# THE DATA:
○ ○ ○ ○

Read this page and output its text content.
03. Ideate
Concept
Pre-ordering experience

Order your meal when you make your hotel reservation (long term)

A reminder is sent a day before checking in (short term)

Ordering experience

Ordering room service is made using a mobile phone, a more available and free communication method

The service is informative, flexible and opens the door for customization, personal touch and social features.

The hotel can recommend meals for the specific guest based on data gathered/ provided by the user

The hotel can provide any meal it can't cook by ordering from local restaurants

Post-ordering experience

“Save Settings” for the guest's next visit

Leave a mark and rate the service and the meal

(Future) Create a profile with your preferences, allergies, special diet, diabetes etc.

○ ○ ○ ○

# GIVEN INSTRUCTION:
The records above must be output exactly, in full.

# RESULT OF THE EXERCISE:
Read this page and output its text content.
03. Ideate
Concept
Pre-ordering experience

Order your meal when you make your hotel reservation (long term)

A reminder is sent a day before checking in (short term)

Ordering experience

Ordering room service is made using a mobile phone, a more available and free communication method

The service is informative, flexible and opens the door for customization, personal touch and social features.

The hotel can recommend meals for the specific guest based on data gathered/ provided by the user

The hotel can provide any meal it can't cook by ordering from local restaurants

Post-ordering experience

“Save Settings” for the guest's next visit

Leave a mark and rate the service and the meal

(Future) Create a profile with your preferences, allergies, special diet, diabetes etc.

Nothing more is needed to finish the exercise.